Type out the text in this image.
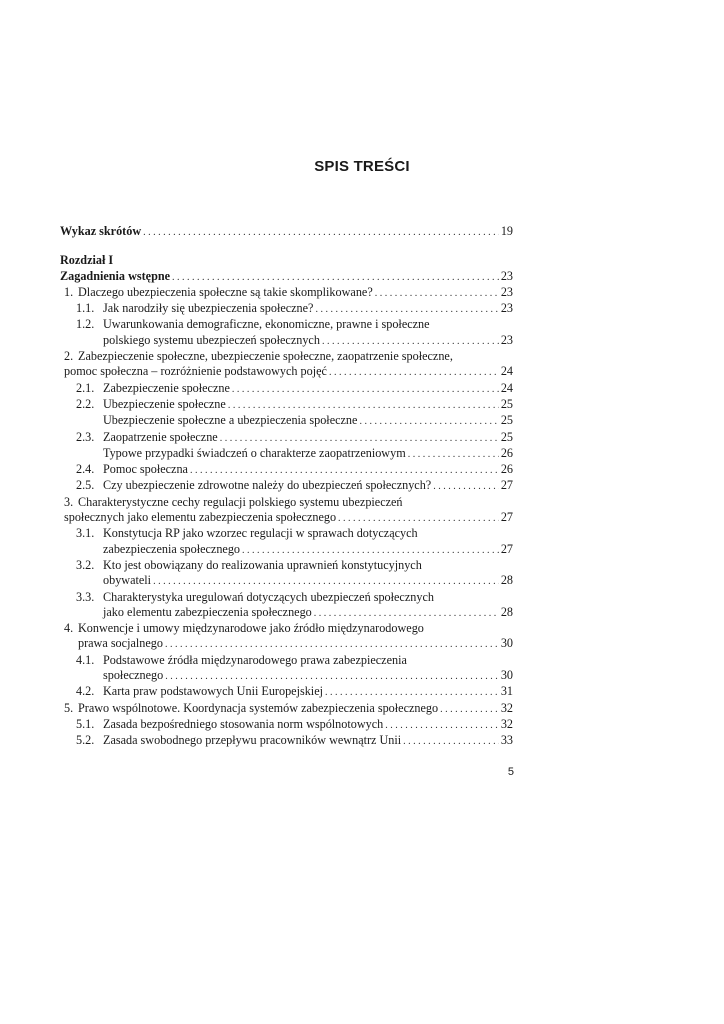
SPIS TREŚCI
Wykaz skrótów . . .	19
Rozdział I
Zagadnienia wstępne . . .	23
1. Dlaczego ubezpieczenia społeczne są takie skomplikowane? . . .	23
1.1. Jak narodziły się ubezpieczenia społeczne? . . .	23
1.2. Uwarunkowania demograficzne, ekonomiczne, prawne i społeczne
polskiego systemu ubezpieczeń społecznych . . .	23
2. Zabezpieczenie społeczne, ubezpieczenie społeczne, zaopatrzenie społeczne,
pomoc społeczna – rozróżnienie podstawowych pojęć . . .	24
2.1. Zabezpieczenie społeczne . . .	24
2.2. Ubezpieczenie społeczne . . .	25
Ubezpieczenie społeczne a ubezpieczenia społeczne . . .	25
2.3. Zaopatrzenie społeczne . . .	25
Typowe przypadki świadczeń o charakterze zaopatrzeniowym . . .	26
2.4. Pomoc społeczna . . .	26
2.5. Czy ubezpieczenie zdrowotne należy do ubezpieczeń społecznych? . . .	27
3. Charakterystyczne cechy regulacji polskiego systemu ubezpieczeń
społecznych jako elementu zabezpieczenia społecznego . . .	27
3.1. Konstytucja RP jako wzorzec regulacji w sprawach dotyczących
zabezpieczenia społecznego . . .	27
3.2. Kto jest obowiązany do realizowania uprawnień konstytucyjnych
obywateli . . .	28
3.3. Charakterystyka uregulowań dotyczących ubezpieczeń społecznych
jako elementu zabezpieczenia społecznego . . .	28
4. Konwencje i umowy międzynarodowe jako źródło międzynarodowego
prawa socjalnego . . .	30
4.1. Podstawowe źródła międzynarodowego prawa zabezpieczenia
społecznego . . .	30
4.2. Karta praw podstawowych Unii Europejskiej . . .	31
5. Prawo wspólnotowe. Koordynacja systemów zabezpieczenia społecznego . . .	32
5.1. Zasada bezpośredniego stosowania norm wspólnotowych . . .	32
5.2. Zasada swobodnego przepływu pracowników wewnątrz Unii . . .	33
5
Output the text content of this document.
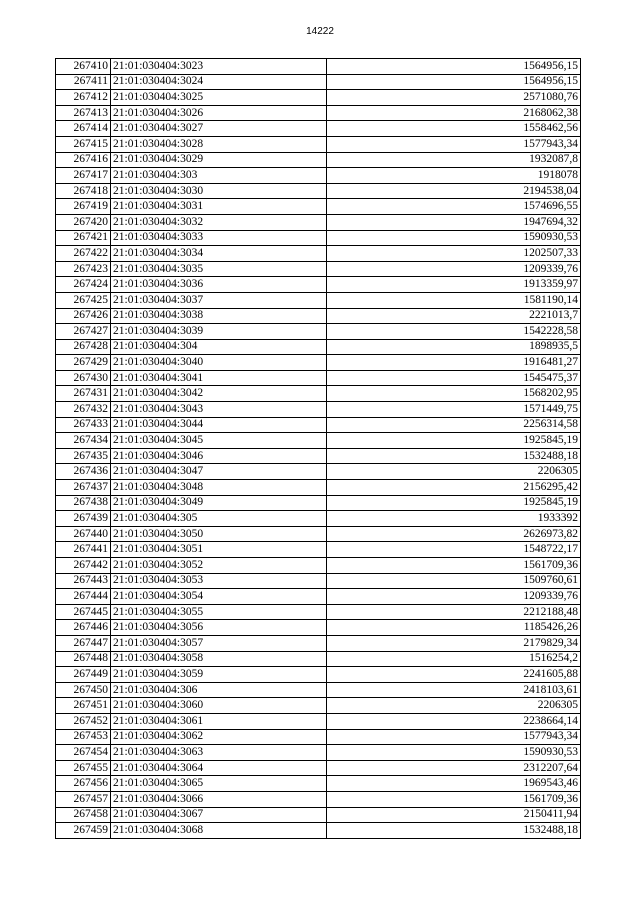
14222
267410	21:01:030404:3023	1564956,15
267411	21:01:030404:3024	1564956,15
267412	21:01:030404:3025	2571080,76
267413	21:01:030404:3026	2168062,38
267414	21:01:030404:3027	1558462,56
267415	21:01:030404:3028	1577943,34
267416	21:01:030404:3029	1932087,8
267417	21:01:030404:303	1918078
267418	21:01:030404:3030	2194538,04
267419	21:01:030404:3031	1574696,55
267420	21:01:030404:3032	1947694,32
267421	21:01:030404:3033	1590930,53
267422	21:01:030404:3034	1202507,33
267423	21:01:030404:3035	1209339,76
267424	21:01:030404:3036	1913359,97
267425	21:01:030404:3037	1581190,14
267426	21:01:030404:3038	2221013,7
267427	21:01:030404:3039	1542228,58
267428	21:01:030404:304	1898935,5
267429	21:01:030404:3040	1916481,27
267430	21:01:030404:3041	1545475,37
267431	21:01:030404:3042	1568202,95
267432	21:01:030404:3043	1571449,75
267433	21:01:030404:3044	2256314,58
267434	21:01:030404:3045	1925845,19
267435	21:01:030404:3046	1532488,18
267436	21:01:030404:3047	2206305
267437	21:01:030404:3048	2156295,42
267438	21:01:030404:3049	1925845,19
267439	21:01:030404:305	1933392
267440	21:01:030404:3050	2626973,82
267441	21:01:030404:3051	1548722,17
267442	21:01:030404:3052	1561709,36
267443	21:01:030404:3053	1509760,61
267444	21:01:030404:3054	1209339,76
267445	21:01:030404:3055	2212188,48
267446	21:01:030404:3056	1185426,26
267447	21:01:030404:3057	2179829,34
267448	21:01:030404:3058	1516254,2
267449	21:01:030404:3059	2241605,88
267450	21:01:030404:306	2418103,61
267451	21:01:030404:3060	2206305
267452	21:01:030404:3061	2238664,14
267453	21:01:030404:3062	1577943,34
267454	21:01:030404:3063	1590930,53
267455	21:01:030404:3064	2312207,64
267456	21:01:030404:3065	1969543,46
267457	21:01:030404:3066	1561709,36
267458	21:01:030404:3067	2150411,94
267459	21:01:030404:3068	1532488,18
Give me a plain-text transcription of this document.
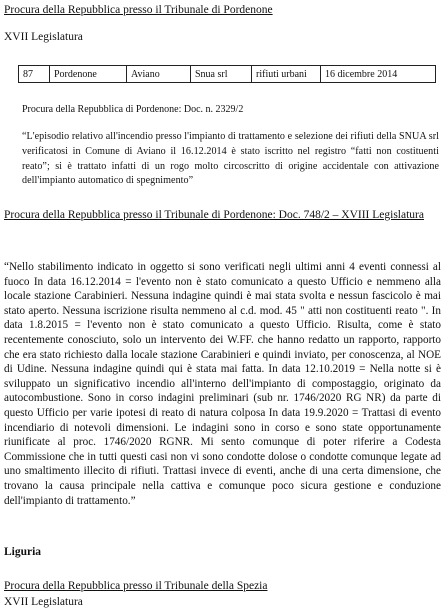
Procura della Repubblica presso il Tribunale di Pordenone

XVII Legislatura

87	Pordenone	Aviano	Snua srl	rifiuti urbani	16 dicembre 2014

Procura della Repubblica di Pordenone: Doc. n. 2329/2

“L'episodio relativo all'incendio presso l'impianto di trattamento e selezione dei rifiuti della SNUA srl verificatosi in Comune di Aviano il 16.12.2014 è stato iscritto nel registro “fatti non costituenti reato”; si è trattato infatti di un rogo molto circoscritto di origine accidentale con attivazione dell'impianto automatico di spegnimento”

Procura della Repubblica presso il Tribunale di Pordenone: Doc. 748/2 – XVIII Legislatura

“Nello stabilimento indicato in oggetto si sono verificati negli ultimi anni 4 eventi connessi al fuoco In data 16.12.2014 = l'evento non è stato comunicato a questo Ufficio e nemmeno alla locale stazione Carabinieri. Nessuna indagine quindi è mai stata svolta e nessun fascicolo è mai stato aperto. Nessuna iscrizione risulta nemmeno al c.d. mod. 45 " atti non costituenti reato ". In data 1.8.2015 = l'evento non è stato comunicato a questo Ufficio. Risulta, come è stato recentemente conosciuto, solo un intervento dei W.FF. che hanno redatto un rapporto, rapporto che era stato richiesto dalla locale stazione Carabinieri e quindi inviato, per conoscenza, al NOE di Udine. Nessuna indagine quindi qui è stata mai fatta. In data 12.10.2019 = Nella notte si è sviluppato un significativo incendio all'interno dell'impianto di compostaggio, originato da autocombustione. Sono in corso indagini preliminari (sub nr. 1746/2020 RG NR) da parte di questo Ufficio per varie ipotesi di reato di natura colposa In data 19.9.2020 = Trattasi di evento incendiario di notevoli dimensioni. Le indagini sono in corso e sono state opportunamente riunificate al proc. 1746/2020 RGNR. Mi sento comunque di poter riferire a Codesta Commissione che in tutti questi casi non vi sono condotte dolose o condotte comunque legate ad uno smaltimento illecito di rifiuti. Trattasi invece di eventi, anche di una certa dimensione, che trovano la causa principale nella cattiva e comunque poco sicura gestione e conduzione dell'impianto di trattamento.”

Liguria

Procura della Repubblica presso il Tribunale della Spezia

XVII Legislatura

■ Exercise aim: Which lines above contain the word "della"? Copy each of them.

■ Reply:
Procura della Repubblica presso il Tribunale di Pordenone
Procura della Repubblica di Pordenone: Doc. n. 2329/2
“L'episodio relativo all'incendio presso l'impianto di trattamento e selezione dei rifiuti della SNUA srl verificatosi in Comune di Aviano il 16.12.2014 è stato iscritto nel registro “fatti non costituenti reato”; si è trattato infatti di un rogo molto circoscritto di origine accidentale con attivazione dell'impianto automatico di spegnimento”
Procura della Repubblica presso il Tribunale di Pordenone: Doc. 748/2 – XVIII Legislatura
Procura della Repubblica presso il Tribunale della Spezia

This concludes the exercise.